To be done
Extract every line from the records below that contains the word "一个水煮鸡蛋".

Exercise input
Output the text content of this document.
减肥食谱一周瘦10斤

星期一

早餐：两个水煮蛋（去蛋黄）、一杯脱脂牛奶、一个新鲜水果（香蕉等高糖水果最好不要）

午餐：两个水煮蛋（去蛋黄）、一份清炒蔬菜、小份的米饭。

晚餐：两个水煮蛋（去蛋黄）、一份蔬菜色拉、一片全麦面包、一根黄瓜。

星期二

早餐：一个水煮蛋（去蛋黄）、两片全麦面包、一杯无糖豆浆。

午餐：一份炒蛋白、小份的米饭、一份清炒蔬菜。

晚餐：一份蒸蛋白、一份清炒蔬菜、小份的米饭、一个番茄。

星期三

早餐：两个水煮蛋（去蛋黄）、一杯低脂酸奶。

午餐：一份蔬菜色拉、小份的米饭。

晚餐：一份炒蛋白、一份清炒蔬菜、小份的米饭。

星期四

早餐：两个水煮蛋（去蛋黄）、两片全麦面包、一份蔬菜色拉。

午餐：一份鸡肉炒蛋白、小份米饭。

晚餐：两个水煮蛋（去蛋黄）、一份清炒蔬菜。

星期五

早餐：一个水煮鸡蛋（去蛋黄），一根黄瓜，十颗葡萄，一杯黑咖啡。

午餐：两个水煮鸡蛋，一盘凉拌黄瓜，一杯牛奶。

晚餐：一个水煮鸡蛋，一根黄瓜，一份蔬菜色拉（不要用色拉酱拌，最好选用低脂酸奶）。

Result
早餐：一个水煮鸡蛋（去蛋黄），一根黄瓜，十颗葡萄，一杯黑咖啡。
晚餐：一个水煮鸡蛋，一根黄瓜，一份蔬菜色拉（不要用色拉酱拌，最好选用低脂酸奶）。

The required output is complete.